## Begin GIVEN RECORDS

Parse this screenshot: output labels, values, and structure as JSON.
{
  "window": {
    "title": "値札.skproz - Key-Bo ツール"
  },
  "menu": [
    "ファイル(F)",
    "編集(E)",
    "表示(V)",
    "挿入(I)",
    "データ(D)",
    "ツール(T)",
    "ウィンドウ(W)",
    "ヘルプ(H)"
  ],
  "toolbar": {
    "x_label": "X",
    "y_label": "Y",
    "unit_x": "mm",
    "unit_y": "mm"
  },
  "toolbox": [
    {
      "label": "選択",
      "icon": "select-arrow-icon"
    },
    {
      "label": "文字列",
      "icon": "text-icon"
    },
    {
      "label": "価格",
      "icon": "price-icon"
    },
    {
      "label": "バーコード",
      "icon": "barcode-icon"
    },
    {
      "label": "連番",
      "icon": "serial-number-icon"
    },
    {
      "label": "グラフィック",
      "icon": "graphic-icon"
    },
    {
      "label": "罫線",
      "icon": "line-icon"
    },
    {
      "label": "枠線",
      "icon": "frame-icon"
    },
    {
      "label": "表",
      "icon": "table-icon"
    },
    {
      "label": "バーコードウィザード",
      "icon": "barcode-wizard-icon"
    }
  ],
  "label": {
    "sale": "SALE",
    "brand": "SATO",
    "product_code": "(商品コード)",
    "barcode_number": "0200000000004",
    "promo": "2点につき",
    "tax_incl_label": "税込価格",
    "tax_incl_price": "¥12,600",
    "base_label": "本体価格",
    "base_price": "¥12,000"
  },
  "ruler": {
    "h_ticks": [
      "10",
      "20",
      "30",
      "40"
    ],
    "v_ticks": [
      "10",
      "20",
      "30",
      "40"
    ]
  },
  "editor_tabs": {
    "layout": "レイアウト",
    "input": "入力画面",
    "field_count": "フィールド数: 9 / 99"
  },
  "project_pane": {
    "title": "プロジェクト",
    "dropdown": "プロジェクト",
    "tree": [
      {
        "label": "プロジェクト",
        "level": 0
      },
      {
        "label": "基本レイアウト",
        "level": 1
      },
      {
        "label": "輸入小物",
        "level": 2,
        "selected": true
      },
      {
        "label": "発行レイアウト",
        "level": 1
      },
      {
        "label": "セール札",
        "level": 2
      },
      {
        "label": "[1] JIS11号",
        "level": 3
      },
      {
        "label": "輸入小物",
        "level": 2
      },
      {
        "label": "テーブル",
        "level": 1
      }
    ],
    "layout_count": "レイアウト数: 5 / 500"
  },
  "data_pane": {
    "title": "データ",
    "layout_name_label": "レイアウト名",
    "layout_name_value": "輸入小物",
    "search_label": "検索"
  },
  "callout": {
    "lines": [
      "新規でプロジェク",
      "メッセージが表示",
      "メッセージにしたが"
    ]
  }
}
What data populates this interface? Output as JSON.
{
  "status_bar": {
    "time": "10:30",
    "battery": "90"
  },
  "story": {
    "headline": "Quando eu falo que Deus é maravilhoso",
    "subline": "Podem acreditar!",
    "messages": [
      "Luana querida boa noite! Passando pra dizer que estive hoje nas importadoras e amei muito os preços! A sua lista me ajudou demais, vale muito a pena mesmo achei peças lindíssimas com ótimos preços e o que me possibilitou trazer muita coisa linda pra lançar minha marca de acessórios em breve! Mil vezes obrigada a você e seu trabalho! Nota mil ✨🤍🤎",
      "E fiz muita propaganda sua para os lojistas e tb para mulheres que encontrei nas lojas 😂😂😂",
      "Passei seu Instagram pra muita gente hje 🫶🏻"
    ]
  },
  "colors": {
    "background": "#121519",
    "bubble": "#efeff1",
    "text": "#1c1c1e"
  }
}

## End GIVEN RECORDS

Return all of the above records exactly, leaving no line out.

** EXERCISE RESPONSE **
Parse this screenshot: output labels, values, and structure as JSON.
{
  "window": {
    "title": "値札.skproz - Key-Bo ツール"
  },
  "menu": [
    "ファイル(F)",
    "編集(E)",
    "表示(V)",
    "挿入(I)",
    "データ(D)",
    "ツール(T)",
    "ウィンドウ(W)",
    "ヘルプ(H)"
  ],
  "toolbar": {
    "x_label": "X",
    "y_label": "Y",
    "unit_x": "mm",
    "unit_y": "mm"
  },
  "toolbox": [
    {
      "label": "選択",
      "icon": "select-arrow-icon"
    },
    {
      "label": "文字列",
      "icon": "text-icon"
    },
    {
      "label": "価格",
      "icon": "price-icon"
    },
    {
      "label": "バーコード",
      "icon": "barcode-icon"
    },
    {
      "label": "連番",
      "icon": "serial-number-icon"
    },
    {
      "label": "グラフィック",
      "icon": "graphic-icon"
    },
    {
      "label": "罫線",
      "icon": "line-icon"
    },
    {
      "label": "枠線",
      "icon": "frame-icon"
    },
    {
      "label": "表",
      "icon": "table-icon"
    },
    {
      "label": "バーコードウィザード",
      "icon": "barcode-wizard-icon"
    }
  ],
  "label": {
    "sale": "SALE",
    "brand": "SATO",
    "product_code": "(商品コード)",
    "barcode_number": "0200000000004",
    "promo": "2点につき",
    "tax_incl_label": "税込価格",
    "tax_incl_price": "¥12,600",
    "base_label": "本体価格",
    "base_price": "¥12,000"
  },
  "ruler": {
    "h_ticks": [
      "10",
      "20",
      "30",
      "40"
    ],
    "v_ticks": [
      "10",
      "20",
      "30",
      "40"
    ]
  },
  "editor_tabs": {
    "layout": "レイアウト",
    "input": "入力画面",
    "field_count": "フィールド数: 9 / 99"
  },
  "project_pane": {
    "title": "プロジェクト",
    "dropdown": "プロジェクト",
    "tree": [
      {
        "label": "プロジェクト",
        "level": 0
      },
      {
        "label": "基本レイアウト",
        "level": 1
      },
      {
        "label": "輸入小物",
        "level": 2,
        "selected": true
      },
      {
        "label": "発行レイアウト",
        "level": 1
      },
      {
        "label": "セール札",
        "level": 2
      },
      {
        "label": "[1] JIS11号",
        "level": 3
      },
      {
        "label": "輸入小物",
        "level": 2
      },
      {
        "label": "テーブル",
        "level": 1
      }
    ],
    "layout_count": "レイアウト数: 5 / 500"
  },
  "data_pane": {
    "title": "データ",
    "layout_name_label": "レイアウト名",
    "layout_name_value": "輸入小物",
    "search_label": "検索"
  },
  "callout": {
    "lines": [
      "新規でプロジェク",
      "メッセージが表示",
      "メッセージにしたが"
    ]
  }
}
What data populates this interface? Output as JSON.
{
  "status_bar": {
    "time": "10:30",
    "battery": "90"
  },
  "story": {
    "headline": "Quando eu falo que Deus é maravilhoso",
    "subline": "Podem acreditar!",
    "messages": [
      "Luana querida boa noite! Passando pra dizer que estive hoje nas importadoras e amei muito os preços! A sua lista me ajudou demais, vale muito a pena mesmo achei peças lindíssimas com ótimos preços e o que me possibilitou trazer muita coisa linda pra lançar minha marca de acessórios em breve! Mil vezes obrigada a você e seu trabalho! Nota mil ✨🤍🤎",
      "E fiz muita propaganda sua para os lojistas e tb para mulheres que encontrei nas lojas 😂😂😂",
      "Passei seu Instagram pra muita gente hje 🫶🏻"
    ]
  },
  "colors": {
    "background": "#121519",
    "bubble": "#efeff1",
    "text": "#1c1c1e"
  }
}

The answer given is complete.